### [Task goal]
For each line below with the word "initials", write out a copy.

[Items from a data source]
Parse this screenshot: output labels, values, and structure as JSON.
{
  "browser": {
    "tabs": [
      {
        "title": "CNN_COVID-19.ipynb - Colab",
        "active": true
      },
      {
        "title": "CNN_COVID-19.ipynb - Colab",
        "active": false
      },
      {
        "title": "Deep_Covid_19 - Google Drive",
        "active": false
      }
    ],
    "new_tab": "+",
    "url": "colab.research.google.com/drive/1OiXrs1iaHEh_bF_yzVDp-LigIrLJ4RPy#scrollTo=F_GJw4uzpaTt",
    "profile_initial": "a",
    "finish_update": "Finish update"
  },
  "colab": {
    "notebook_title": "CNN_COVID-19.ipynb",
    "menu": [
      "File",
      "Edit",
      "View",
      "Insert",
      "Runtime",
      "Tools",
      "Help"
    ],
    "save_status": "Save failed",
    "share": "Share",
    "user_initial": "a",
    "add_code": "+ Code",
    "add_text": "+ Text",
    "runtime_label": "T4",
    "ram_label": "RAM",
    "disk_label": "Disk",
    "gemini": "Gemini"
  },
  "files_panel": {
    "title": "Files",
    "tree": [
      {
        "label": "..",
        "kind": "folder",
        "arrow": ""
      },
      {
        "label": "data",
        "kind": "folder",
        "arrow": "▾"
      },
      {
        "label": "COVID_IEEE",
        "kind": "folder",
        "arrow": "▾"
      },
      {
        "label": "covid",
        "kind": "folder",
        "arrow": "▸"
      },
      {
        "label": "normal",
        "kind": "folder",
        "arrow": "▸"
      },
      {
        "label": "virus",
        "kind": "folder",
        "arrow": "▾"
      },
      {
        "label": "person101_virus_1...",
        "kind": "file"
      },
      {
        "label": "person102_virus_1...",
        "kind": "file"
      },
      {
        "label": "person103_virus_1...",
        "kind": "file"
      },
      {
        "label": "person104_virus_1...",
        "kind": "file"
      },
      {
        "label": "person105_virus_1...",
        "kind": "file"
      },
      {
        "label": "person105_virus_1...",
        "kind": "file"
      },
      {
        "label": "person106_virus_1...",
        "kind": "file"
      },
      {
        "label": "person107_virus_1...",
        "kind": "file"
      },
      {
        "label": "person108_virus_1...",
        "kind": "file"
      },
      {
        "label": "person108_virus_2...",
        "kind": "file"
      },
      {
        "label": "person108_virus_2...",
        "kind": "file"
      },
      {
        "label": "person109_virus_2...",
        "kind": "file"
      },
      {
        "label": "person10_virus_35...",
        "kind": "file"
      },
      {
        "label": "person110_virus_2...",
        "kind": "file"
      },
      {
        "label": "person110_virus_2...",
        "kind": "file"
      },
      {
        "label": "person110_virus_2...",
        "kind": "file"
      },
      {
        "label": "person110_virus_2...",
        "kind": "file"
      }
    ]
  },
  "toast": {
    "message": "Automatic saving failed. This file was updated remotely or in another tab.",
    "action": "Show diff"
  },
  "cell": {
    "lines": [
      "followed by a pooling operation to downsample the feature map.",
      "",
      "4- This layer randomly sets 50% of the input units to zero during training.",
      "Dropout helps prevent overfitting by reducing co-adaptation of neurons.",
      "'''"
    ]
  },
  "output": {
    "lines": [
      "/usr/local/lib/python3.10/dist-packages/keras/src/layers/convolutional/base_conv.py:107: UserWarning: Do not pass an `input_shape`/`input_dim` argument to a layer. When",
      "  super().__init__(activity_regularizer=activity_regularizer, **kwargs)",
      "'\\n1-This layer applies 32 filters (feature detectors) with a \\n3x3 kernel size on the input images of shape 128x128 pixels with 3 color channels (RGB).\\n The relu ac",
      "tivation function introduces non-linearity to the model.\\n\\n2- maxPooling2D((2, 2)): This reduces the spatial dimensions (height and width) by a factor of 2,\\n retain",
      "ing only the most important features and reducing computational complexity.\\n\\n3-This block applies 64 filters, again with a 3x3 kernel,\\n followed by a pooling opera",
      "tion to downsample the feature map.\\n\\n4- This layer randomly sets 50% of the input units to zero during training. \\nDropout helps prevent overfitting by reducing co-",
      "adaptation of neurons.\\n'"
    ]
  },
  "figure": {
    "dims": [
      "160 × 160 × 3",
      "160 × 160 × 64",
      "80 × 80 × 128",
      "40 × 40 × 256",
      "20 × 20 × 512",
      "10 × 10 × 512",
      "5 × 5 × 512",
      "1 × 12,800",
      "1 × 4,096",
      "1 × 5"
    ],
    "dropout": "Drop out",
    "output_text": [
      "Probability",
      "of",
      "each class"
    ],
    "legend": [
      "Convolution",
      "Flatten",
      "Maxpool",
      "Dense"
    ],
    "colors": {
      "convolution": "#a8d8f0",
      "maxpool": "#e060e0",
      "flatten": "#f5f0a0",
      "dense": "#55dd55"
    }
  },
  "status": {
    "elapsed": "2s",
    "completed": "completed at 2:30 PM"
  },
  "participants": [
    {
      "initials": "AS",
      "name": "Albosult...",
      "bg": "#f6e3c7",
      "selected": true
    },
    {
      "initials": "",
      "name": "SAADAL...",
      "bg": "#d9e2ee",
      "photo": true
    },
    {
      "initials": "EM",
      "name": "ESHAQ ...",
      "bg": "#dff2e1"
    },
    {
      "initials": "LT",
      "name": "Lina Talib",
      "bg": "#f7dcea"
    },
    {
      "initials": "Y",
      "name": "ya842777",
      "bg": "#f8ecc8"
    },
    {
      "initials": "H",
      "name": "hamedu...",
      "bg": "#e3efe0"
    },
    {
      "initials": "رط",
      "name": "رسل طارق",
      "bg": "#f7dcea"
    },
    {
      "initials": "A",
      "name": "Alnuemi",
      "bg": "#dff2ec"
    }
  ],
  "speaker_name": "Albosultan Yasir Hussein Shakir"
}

### [Response below]
      "initials": "AS",
      "initials": "",
      "initials": "EM",
      "initials": "LT",
      "initials": "Y",
      "initials": "H",
      "initials": "رط",
      "initials": "A",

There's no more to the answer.